__What you will do__.
Within the material below, find each line bearing the word "اشترى" and present it.

Saved entries:

START

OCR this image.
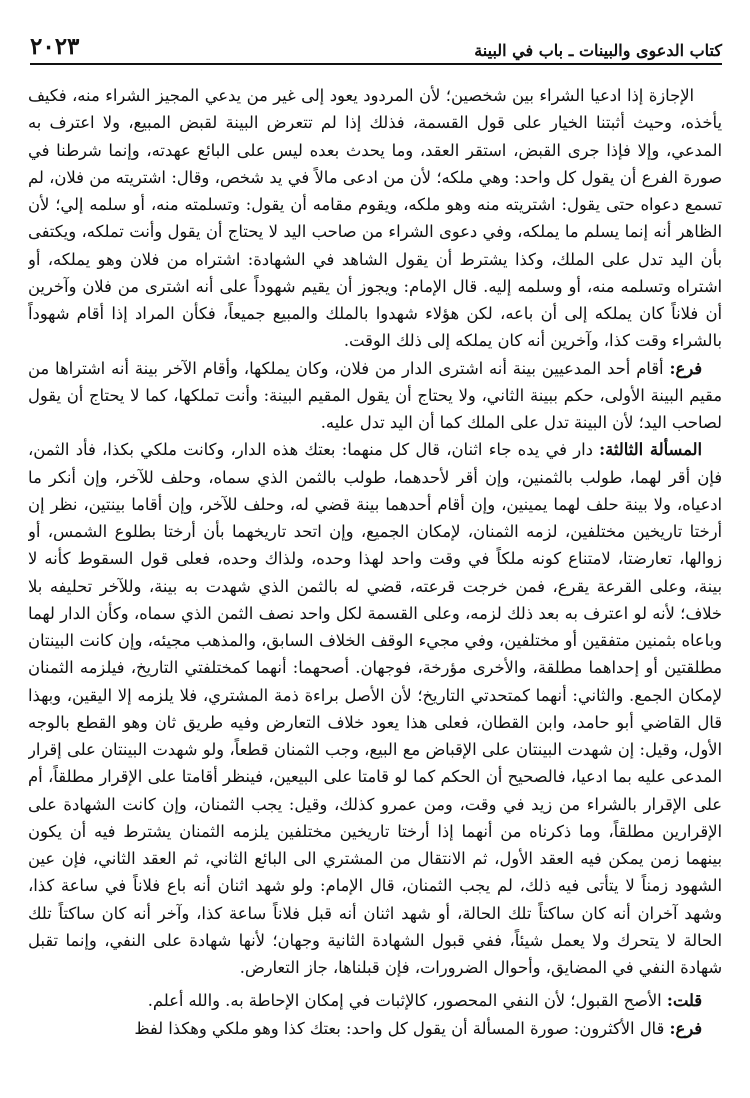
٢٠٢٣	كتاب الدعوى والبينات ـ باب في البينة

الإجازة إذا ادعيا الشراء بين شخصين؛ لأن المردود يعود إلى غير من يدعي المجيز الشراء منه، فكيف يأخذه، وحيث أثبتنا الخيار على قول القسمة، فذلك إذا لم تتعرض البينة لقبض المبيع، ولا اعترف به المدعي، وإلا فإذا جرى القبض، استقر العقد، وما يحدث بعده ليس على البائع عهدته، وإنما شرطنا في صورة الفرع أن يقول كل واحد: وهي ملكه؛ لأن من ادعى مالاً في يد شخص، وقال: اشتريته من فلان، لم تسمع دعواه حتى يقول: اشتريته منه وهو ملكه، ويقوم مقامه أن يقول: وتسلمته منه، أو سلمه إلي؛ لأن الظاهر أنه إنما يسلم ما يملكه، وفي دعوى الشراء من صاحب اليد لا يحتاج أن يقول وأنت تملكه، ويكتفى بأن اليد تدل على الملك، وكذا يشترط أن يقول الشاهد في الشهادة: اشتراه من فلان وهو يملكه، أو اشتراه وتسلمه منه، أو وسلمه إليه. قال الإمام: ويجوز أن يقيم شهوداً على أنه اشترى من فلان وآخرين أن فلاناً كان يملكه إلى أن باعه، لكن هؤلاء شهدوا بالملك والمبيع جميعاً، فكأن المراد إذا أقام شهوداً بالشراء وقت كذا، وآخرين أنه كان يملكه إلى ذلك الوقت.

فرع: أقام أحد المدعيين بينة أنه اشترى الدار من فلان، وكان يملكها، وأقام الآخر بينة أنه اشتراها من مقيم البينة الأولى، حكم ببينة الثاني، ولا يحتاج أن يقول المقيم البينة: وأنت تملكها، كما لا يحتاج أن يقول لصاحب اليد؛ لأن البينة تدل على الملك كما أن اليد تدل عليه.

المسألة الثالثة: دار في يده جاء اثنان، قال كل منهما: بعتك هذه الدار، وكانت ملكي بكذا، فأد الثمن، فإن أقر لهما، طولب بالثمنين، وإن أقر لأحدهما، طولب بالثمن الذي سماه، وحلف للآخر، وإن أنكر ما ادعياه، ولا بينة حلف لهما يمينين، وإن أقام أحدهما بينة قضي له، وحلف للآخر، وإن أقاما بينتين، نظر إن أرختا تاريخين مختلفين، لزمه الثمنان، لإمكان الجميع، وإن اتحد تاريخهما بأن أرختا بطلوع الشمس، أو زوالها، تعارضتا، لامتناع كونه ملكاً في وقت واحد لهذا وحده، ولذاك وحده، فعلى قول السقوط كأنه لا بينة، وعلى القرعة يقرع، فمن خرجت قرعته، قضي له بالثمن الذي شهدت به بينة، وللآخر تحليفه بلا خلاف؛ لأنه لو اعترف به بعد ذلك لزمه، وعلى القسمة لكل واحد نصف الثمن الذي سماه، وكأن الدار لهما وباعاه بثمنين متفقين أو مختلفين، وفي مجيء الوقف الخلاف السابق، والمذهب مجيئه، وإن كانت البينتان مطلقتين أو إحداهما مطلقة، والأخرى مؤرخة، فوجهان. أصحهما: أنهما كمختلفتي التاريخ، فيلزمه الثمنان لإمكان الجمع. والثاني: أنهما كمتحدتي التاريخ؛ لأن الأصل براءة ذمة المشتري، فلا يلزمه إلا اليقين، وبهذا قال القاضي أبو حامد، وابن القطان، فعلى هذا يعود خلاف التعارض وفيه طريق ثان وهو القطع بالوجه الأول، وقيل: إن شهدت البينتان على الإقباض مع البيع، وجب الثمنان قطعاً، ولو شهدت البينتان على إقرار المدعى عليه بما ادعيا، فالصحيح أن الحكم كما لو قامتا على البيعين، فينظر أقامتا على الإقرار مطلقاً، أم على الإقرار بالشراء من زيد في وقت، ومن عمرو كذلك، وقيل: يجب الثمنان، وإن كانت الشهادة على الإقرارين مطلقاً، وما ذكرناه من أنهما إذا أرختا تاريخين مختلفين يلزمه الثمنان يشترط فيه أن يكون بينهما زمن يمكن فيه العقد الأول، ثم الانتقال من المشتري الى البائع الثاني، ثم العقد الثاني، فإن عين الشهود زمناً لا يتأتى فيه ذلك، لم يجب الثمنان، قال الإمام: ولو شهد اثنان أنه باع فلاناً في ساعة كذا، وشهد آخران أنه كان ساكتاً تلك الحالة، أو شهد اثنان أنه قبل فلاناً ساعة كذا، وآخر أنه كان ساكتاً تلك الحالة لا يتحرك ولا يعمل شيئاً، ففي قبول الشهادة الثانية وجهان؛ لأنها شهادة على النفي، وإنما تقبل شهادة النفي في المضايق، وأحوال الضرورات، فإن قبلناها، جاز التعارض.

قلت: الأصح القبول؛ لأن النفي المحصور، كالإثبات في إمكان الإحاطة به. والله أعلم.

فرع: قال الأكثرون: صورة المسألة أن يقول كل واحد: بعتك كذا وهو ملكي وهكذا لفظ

END
START

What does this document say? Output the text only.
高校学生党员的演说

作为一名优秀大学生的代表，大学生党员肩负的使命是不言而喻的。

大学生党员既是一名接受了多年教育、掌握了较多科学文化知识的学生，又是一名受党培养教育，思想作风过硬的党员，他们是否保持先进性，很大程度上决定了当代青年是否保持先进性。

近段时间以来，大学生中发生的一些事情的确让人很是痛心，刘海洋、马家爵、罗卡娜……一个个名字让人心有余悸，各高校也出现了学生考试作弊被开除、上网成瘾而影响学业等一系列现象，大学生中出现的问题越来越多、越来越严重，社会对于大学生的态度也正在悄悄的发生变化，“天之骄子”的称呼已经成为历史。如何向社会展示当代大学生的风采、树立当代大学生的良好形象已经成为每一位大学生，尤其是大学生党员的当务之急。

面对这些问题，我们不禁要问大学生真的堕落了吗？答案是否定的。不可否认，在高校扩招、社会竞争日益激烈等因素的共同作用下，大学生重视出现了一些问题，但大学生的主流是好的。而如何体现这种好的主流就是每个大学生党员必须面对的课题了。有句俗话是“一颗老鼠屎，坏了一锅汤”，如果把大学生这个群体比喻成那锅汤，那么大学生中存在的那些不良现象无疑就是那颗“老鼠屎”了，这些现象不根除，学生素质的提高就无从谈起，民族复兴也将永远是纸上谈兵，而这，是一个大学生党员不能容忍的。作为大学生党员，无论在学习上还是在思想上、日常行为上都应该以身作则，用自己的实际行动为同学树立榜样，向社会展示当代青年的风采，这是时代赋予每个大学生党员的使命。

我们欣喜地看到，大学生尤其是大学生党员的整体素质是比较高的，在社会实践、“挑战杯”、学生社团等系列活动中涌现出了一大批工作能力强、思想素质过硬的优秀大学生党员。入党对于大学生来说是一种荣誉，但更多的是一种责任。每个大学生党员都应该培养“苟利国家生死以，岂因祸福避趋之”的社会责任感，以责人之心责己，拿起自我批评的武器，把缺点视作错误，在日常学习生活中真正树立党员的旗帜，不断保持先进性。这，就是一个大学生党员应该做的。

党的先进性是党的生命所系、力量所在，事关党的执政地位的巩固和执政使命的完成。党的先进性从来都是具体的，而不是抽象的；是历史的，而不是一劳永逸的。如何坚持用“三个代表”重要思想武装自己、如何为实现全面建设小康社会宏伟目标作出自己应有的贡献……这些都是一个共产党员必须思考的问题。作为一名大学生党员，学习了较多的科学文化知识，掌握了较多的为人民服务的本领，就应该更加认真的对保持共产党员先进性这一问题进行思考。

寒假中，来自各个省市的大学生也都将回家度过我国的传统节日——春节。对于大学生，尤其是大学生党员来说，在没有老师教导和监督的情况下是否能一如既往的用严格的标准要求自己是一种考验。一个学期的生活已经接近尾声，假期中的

END

__Output below__.
الإجازة إذا ادعيا الشراء بين شخصين؛ لأن المردود يعود إلى غير من يدعي المجيز الشراء منه، فكيف يأخذه، وحيث أثبتنا الخيار على قول القسمة، فذلك إذا لم تتعرض البينة لقبض المبيع، ولا اعترف به المدعي، وإلا فإذا جرى القبض، استقر العقد، وما يحدث بعده ليس على البائع عهدته، وإنما شرطنا في صورة الفرع أن يقول كل واحد: وهي ملكه؛ لأن من ادعى مالاً في يد شخص، وقال: اشتريته من فلان، لم تسمع دعواه حتى يقول: اشتريته منه وهو ملكه، ويقوم مقامه أن يقول: وتسلمته منه، أو سلمه إلي؛ لأن الظاهر أنه إنما يسلم ما يملكه، وفي دعوى الشراء من صاحب اليد لا يحتاج أن يقول وأنت تملكه، ويكتفى بأن اليد تدل على الملك، وكذا يشترط أن يقول الشاهد في الشهادة: اشتراه من فلان وهو يملكه، أو اشتراه وتسلمه منه، أو وسلمه إليه. قال الإمام: ويجوز أن يقيم شهوداً على أنه اشترى من فلان وآخرين أن فلاناً كان يملكه إلى أن باعه، لكن هؤلاء شهدوا بالملك والمبيع جميعاً، فكأن المراد إذا أقام شهوداً بالشراء وقت كذا، وآخرين أنه كان يملكه إلى ذلك الوقت.
فرع: أقام أحد المدعيين بينة أنه اشترى الدار من فلان، وكان يملكها، وأقام الآخر بينة أنه اشتراها من مقيم البينة الأولى، حكم ببينة الثاني، ولا يحتاج أن يقول المقيم البينة: وأنت تملكها، كما لا يحتاج أن يقول لصاحب اليد؛ لأن البينة تدل على الملك كما أن اليد تدل عليه.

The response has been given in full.